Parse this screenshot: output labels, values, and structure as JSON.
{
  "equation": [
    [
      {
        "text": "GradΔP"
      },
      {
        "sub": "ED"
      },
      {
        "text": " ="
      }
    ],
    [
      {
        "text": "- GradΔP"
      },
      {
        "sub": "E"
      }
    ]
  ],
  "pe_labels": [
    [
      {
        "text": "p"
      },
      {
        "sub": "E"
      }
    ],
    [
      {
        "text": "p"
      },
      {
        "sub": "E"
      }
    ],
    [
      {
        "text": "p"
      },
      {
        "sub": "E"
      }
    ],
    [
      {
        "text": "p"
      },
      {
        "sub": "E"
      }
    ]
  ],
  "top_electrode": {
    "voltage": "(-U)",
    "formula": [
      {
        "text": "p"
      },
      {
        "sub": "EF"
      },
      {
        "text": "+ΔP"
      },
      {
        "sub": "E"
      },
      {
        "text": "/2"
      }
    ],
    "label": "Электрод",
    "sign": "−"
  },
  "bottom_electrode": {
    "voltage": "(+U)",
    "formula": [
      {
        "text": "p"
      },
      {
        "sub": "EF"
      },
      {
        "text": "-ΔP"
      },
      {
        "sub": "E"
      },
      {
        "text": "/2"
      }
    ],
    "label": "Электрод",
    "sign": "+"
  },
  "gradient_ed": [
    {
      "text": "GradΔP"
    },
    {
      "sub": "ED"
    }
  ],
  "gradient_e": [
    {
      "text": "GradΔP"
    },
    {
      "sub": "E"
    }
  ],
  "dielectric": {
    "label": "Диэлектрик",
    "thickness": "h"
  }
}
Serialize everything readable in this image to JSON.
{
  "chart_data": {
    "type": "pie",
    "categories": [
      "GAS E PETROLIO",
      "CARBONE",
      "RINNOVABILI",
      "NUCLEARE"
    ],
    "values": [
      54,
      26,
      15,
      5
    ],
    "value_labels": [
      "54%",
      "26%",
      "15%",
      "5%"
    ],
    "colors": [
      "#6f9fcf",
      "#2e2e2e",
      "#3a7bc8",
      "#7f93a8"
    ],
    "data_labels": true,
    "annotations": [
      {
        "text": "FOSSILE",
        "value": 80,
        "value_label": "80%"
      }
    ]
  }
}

Exercise aim >>
From the first line to the last, retype the data exactly.

In response >>
Parse this screenshot: output labels, values, and structure as JSON.
{
  "equation": [
    [
      {
        "text": "GradΔP"
      },
      {
        "sub": "ED"
      },
      {
        "text": " ="
      }
    ],
    [
      {
        "text": "- GradΔP"
      },
      {
        "sub": "E"
      }
    ]
  ],
  "pe_labels": [
    [
      {
        "text": "p"
      },
      {
        "sub": "E"
      }
    ],
    [
      {
        "text": "p"
      },
      {
        "sub": "E"
      }
    ],
    [
      {
        "text": "p"
      },
      {
        "sub": "E"
      }
    ],
    [
      {
        "text": "p"
      },
      {
        "sub": "E"
      }
    ]
  ],
  "top_electrode": {
    "voltage": "(-U)",
    "formula": [
      {
        "text": "p"
      },
      {
        "sub": "EF"
      },
      {
        "text": "+ΔP"
      },
      {
        "sub": "E"
      },
      {
        "text": "/2"
      }
    ],
    "label": "Электрод",
    "sign": "−"
  },
  "bottom_electrode": {
    "voltage": "(+U)",
    "formula": [
      {
        "text": "p"
      },
      {
        "sub": "EF"
      },
      {
        "text": "-ΔP"
      },
      {
        "sub": "E"
      },
      {
        "text": "/2"
      }
    ],
    "label": "Электрод",
    "sign": "+"
  },
  "gradient_ed": [
    {
      "text": "GradΔP"
    },
    {
      "sub": "ED"
    }
  ],
  "gradient_e": [
    {
      "text": "GradΔP"
    },
    {
      "sub": "E"
    }
  ],
  "dielectric": {
    "label": "Диэлектрик",
    "thickness": "h"
  }
}
Serialize everything readable in this image to JSON.
{
  "chart_data": {
    "type": "pie",
    "categories": [
      "GAS E PETROLIO",
      "CARBONE",
      "RINNOVABILI",
      "NUCLEARE"
    ],
    "values": [
      54,
      26,
      15,
      5
    ],
    "value_labels": [
      "54%",
      "26%",
      "15%",
      "5%"
    ],
    "colors": [
      "#6f9fcf",
      "#2e2e2e",
      "#3a7bc8",
      "#7f93a8"
    ],
    "data_labels": true,
    "annotations": [
      {
        "text": "FOSSILE",
        "value": 80,
        "value_label": "80%"
      }
    ]
  }
}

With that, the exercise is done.